#### Entries supplied:

--*--

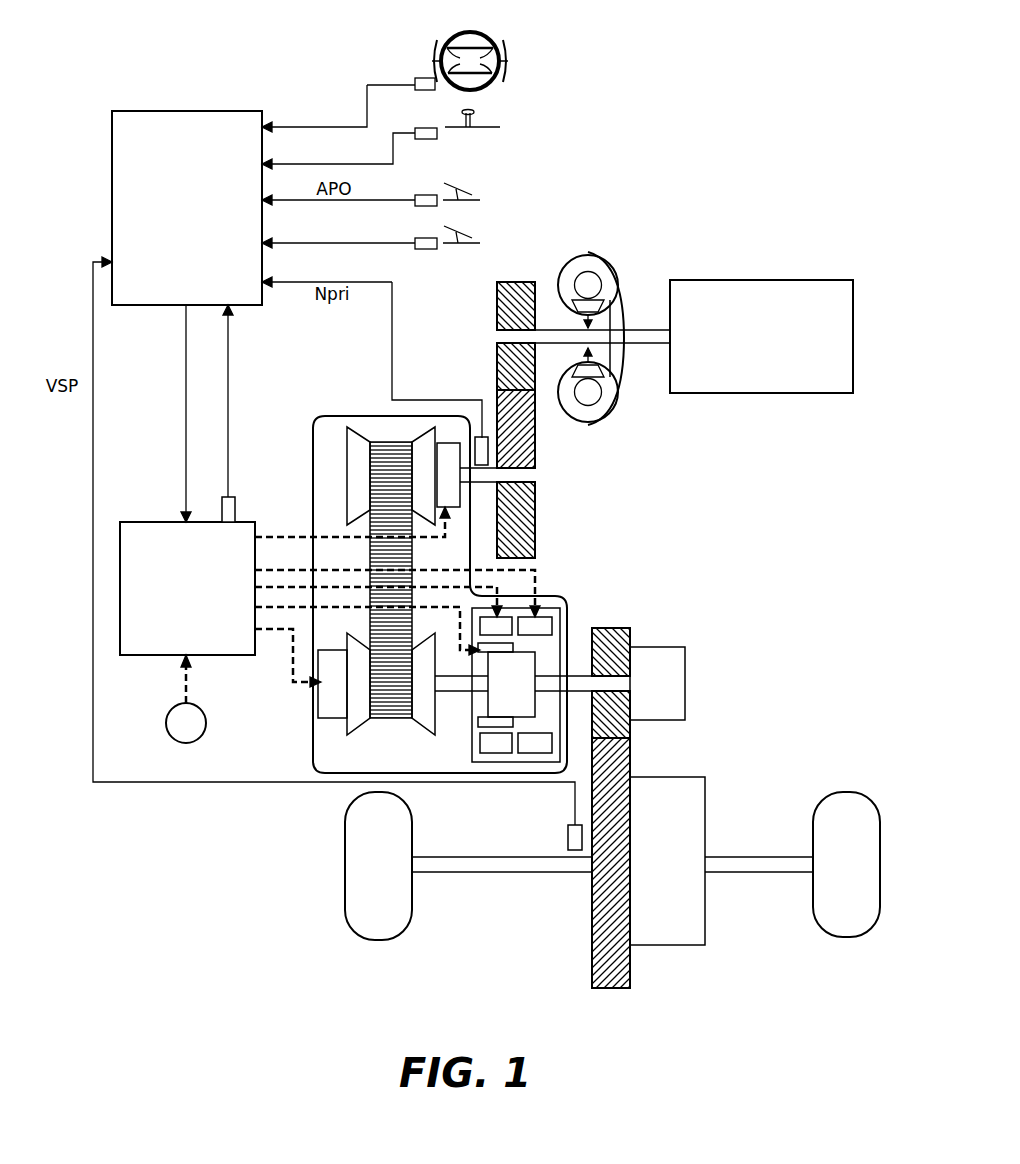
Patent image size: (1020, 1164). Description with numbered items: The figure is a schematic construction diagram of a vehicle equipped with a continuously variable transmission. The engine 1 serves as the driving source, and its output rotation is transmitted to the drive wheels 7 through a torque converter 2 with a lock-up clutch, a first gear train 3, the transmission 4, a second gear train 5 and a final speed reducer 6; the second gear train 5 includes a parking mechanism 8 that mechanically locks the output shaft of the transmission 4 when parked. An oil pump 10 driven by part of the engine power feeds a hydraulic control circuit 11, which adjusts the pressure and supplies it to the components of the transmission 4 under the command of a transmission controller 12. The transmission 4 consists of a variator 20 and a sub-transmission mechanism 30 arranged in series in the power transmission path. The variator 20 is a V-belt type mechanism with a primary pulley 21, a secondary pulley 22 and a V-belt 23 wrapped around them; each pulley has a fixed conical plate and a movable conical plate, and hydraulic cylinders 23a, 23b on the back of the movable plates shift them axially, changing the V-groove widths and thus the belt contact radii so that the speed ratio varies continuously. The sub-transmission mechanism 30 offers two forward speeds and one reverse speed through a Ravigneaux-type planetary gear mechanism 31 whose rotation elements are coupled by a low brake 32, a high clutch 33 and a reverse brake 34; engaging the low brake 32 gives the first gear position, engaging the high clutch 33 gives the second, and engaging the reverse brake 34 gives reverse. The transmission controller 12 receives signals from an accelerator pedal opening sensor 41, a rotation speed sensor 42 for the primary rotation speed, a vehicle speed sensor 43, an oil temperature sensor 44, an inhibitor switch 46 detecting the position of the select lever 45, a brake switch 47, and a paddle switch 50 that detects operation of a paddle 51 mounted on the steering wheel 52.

The engine 1 is at (838, 293).
The torque converter 2 is at (620, 282).
The first gear train 3 is at (518, 272).
The transmission 4 is at (450, 557).
The second gear train 5 is at (612, 1000).
The final speed reducer 6 is at (665, 935).
The drive wheels 7 is at (378, 923).
The parking mechanism 8 is at (668, 675).
The oil pump 10 is at (168, 712).
The hydraulic control circuit 11 is at (142, 527).
The transmission controller 12 is at (250, 112).
The variator 20 is at (333, 445).
The primary pulley 21 is at (358, 475).
The secondary pulley 22 is at (325, 730).
The V-belt 23 is at (388, 440).
The hydraulic cylinder 23a is at (445, 447).
The hydraulic cylinder 23b is at (325, 695).
The sub-transmission mechanism 30 is at (539, 638).
The Ravigneaux-type planetary gear mechanism 31 is at (517, 678).
The low brake 32 is at (498, 628).
The high clutch 33 is at (478, 733).
The reverse brake 34 is at (533, 627).
The accelerator pedal opening sensor 41 is at (437, 205).
The rotation speed sensor 42 is at (480, 440).
The vehicle speed sensor 43 is at (567, 830).
The oil temperature sensor 44 is at (235, 507).
The select lever 45 is at (490, 125).
The inhibitor switch 46 is at (428, 139).
The brake switch 47 is at (437, 249).
The paddle switch 50 is at (418, 78).
The paddle 51 is at (510, 56).
The steering wheel 52 is at (474, 32).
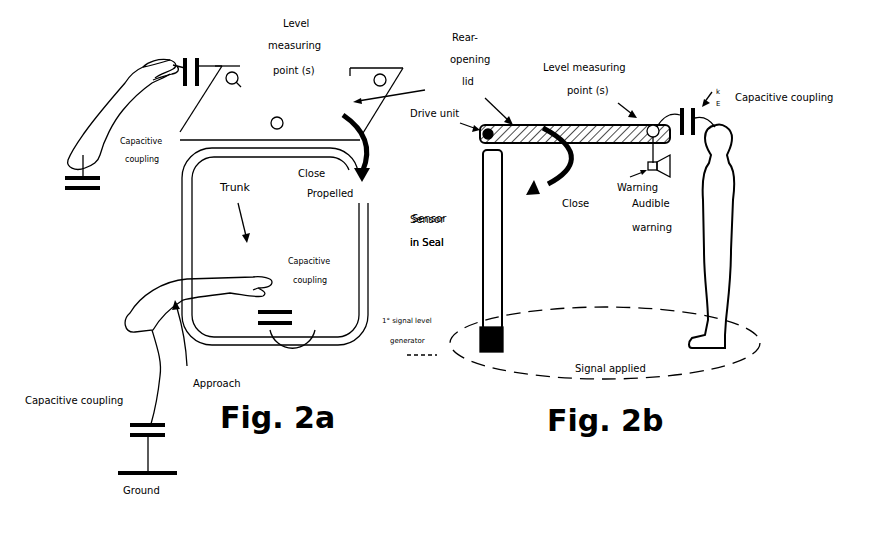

--*--

#### Required task:
Convert the lines of every row above into a single numbered list, omitting blank lines and the pictures.

#### Answer in full:
1. Patent image size: (1020, 1164). Description with numbered items: The figure is a schematic construction diagram of a vehicle equipped with a continuously variable transmission. The engine 1 serves as the driving source, and its output rotation is transmitted to the drive wheels 7 through a torque converter 2 with a lock-up clutch, a first gear train 3, the transmission 4, a second gear train 5 and a final speed reducer 6; the second gear train 5 includes a parking mechanism 8 that mechanically locks the output shaft of the transmission 4 when parked. An oil pump 10 driven by part of the engine power feeds a hydraulic control circuit 11, which adjusts the pressure and supplies it to the components of the transmission 4 under the command of a transmission controller 12. The transmission 4 consists of a variator 20 and a sub-transmission mechanism 30 arranged in series in the power transmission path. The variator 20 is a V-belt type mechanism with a primary pulley 21, a secondary pulley 22 and a V-belt 23 wrapped around them; each pulley has a fixed conical plate and a movable conical plate, and hydraulic cylinders 23a, 23b on the back of the movable plates shift them axially, changing the V-groove widths and thus the belt contact radii so that the speed ratio varies continuously. The sub-transmission mechanism 30 offers two forward speeds and one reverse speed through a Ravigneaux-type planetary gear mechanism 31 whose rotation elements are coupled by a low brake 32, a high clutch 33 and a reverse brake 34; engaging the low brake 32 gives the first gear position, engaging the high clutch 33 gives the second, and engaging the reverse brake 34 gives reverse. The transmission controller 12 receives signals from an accelerator pedal opening sensor 41, a rotation speed sensor 42 for the primary rotation speed, a vehicle speed sensor 43, an oil temperature sensor 44, an inhibitor switch 46 detecting the position of the select lever 45, a brake switch 47, and a paddle switch 50 that detects operation of a paddle 51 mounted on the steering wheel 52.
2. The engine 1 is at (838, 293).
3. The torque converter 2 is at (620, 282).
4. The first gear train 3 is at (518, 272).
5. The transmission 4 is at (450, 557).
6. The second gear train 5 is at (612, 1000).
7. The final speed reducer 6 is at (665, 935).
8. The drive wheels 7 is at (378, 923).
9. The parking mechanism 8 is at (668, 675).
10. The oil pump 10 is at (168, 712).
11. The hydraulic control circuit 11 is at (142, 527).
12. The transmission controller 12 is at (250, 112).
13. The variator 20 is at (333, 445).
14. The primary pulley 21 is at (358, 475).
15. The secondary pulley 22 is at (325, 730).
16. The V-belt 23 is at (388, 440).
17. The hydraulic cylinder 23a is at (445, 447).
18. The hydraulic cylinder 23b is at (325, 695).
19. The sub-transmission mechanism 30 is at (539, 638).
20. The Ravigneaux-type planetary gear mechanism 31 is at (517, 678).
21. The low brake 32 is at (498, 628).
22. The high clutch 33 is at (478, 733).
23. The reverse brake 34 is at (533, 627).
24. The accelerator pedal opening sensor 41 is at (437, 205).
25. The rotation speed sensor 42 is at (480, 440).
26. The vehicle speed sensor 43 is at (567, 830).
27. The oil temperature sensor 44 is at (235, 507).
28. The select lever 45 is at (490, 125).
29. The inhibitor switch 46 is at (428, 139).
30. The brake switch 47 is at (437, 249).
31. The paddle switch 50 is at (418, 78).
32. The paddle 51 is at (510, 56).
33. The steering wheel 52 is at (474, 32).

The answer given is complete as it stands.